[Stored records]
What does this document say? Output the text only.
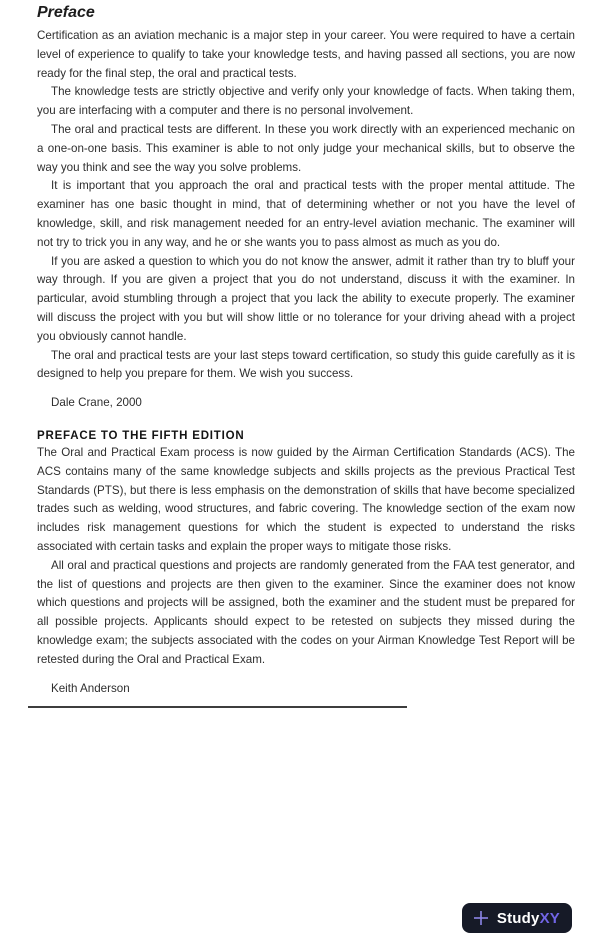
Preface

Certification as an aviation mechanic is a major step in your career. You were required to have a certain level of experience to qualify to take your knowledge tests, and having passed all sections, you are now ready for the final step, the oral and practical tests.

The knowledge tests are strictly objective and verify only your knowledge of facts. When taking them, you are interfacing with a computer and there is no personal involvement.

The oral and practical tests are different. In these you work directly with an experienced mechanic on a one-on-one basis. This examiner is able to not only judge your mechanical skills, but to observe the way you think and see the way you solve problems.

It is important that you approach the oral and practical tests with the proper mental attitude. The examiner has one basic thought in mind, that of determining whether or not you have the level of knowledge, skill, and risk management needed for an entry-level aviation mechanic. The examiner will not try to trick you in any way, and he or she wants you to pass almost as much as you do.

If you are asked a question to which you do not know the answer, admit it rather than try to bluff your way through. If you are given a project that you do not understand, discuss it with the examiner. In particular, avoid stumbling through a project that you lack the ability to execute properly. The examiner will discuss the project with you but will show little or no tolerance for your driving ahead with a project you obviously cannot handle.

The oral and practical tests are your last steps toward certification, so study this guide carefully as it is designed to help you prepare for them. We wish you success.

Dale Crane, 2000

PREFACE TO THE FIFTH EDITION

The Oral and Practical Exam process is now guided by the Airman Certification Standards (ACS). The ACS contains many of the same knowledge subjects and skills projects as the previous Practical Test Standards (PTS), but there is less emphasis on the demonstration of skills that have become specialized trades such as welding, wood structures, and fabric covering. The knowledge section of the exam now includes risk management questions for which the student is expected to understand the risks associated with certain tasks and explain the proper ways to mitigate those risks.

All oral and practical questions and projects are randomly generated from the FAA test generator, and the list of questions and projects are then given to the examiner. Since the examiner does not know which questions and projects will be assigned, both the examiner and the student must be prepared for all possible projects. Applicants should expect to be retested on subjects they missed during the knowledge exam; the subjects associated with the codes on your Airman Knowledge Test Report will be retested during the Oral and Practical Exam.

Keith Anderson

StudyXY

» **Exercise**: Restate each entry word for word, leaving out any pictures.

» **Reply to the task**:
What does this document say? Output the text only.
Preface

Certification as an aviation mechanic is a major step in your career. You were required to have a certain level of experience to qualify to take your knowledge tests, and having passed all sections, you are now ready for the final step, the oral and practical tests.

The knowledge tests are strictly objective and verify only your knowledge of facts. When taking them, you are interfacing with a computer and there is no personal involvement.

The oral and practical tests are different. In these you work directly with an experienced mechanic on a one-on-one basis. This examiner is able to not only judge your mechanical skills, but to observe the way you think and see the way you solve problems.

It is important that you approach the oral and practical tests with the proper mental attitude. The examiner has one basic thought in mind, that of determining whether or not you have the level of knowledge, skill, and risk management needed for an entry-level aviation mechanic. The examiner will not try to trick you in any way, and he or she wants you to pass almost as much as you do.

If you are asked a question to which you do not know the answer, admit it rather than try to bluff your way through. If you are given a project that you do not understand, discuss it with the examiner. In particular, avoid stumbling through a project that you lack the ability to execute properly. The examiner will discuss the project with you but will show little or no tolerance for your driving ahead with a project you obviously cannot handle.

The oral and practical tests are your last steps toward certification, so study this guide carefully as it is designed to help you prepare for them. We wish you success.

Dale Crane, 2000

PREFACE TO THE FIFTH EDITION

The Oral and Practical Exam process is now guided by the Airman Certification Standards (ACS). The ACS contains many of the same knowledge subjects and skills projects as the previous Practical Test Standards (PTS), but there is less emphasis on the demonstration of skills that have become specialized trades such as welding, wood structures, and fabric covering. The knowledge section of the exam now includes risk management questions for which the student is expected to understand the risks associated with certain tasks and explain the proper ways to mitigate those risks.

All oral and practical questions and projects are randomly generated from the FAA test generator, and the list of questions and projects are then given to the examiner. Since the examiner does not know which questions and projects will be assigned, both the examiner and the student must be prepared for all possible projects. Applicants should expect to be retested on subjects they missed during the knowledge exam; the subjects associated with the codes on your Airman Knowledge Test Report will be retested during the Oral and Practical Exam.

Keith Anderson

StudyXY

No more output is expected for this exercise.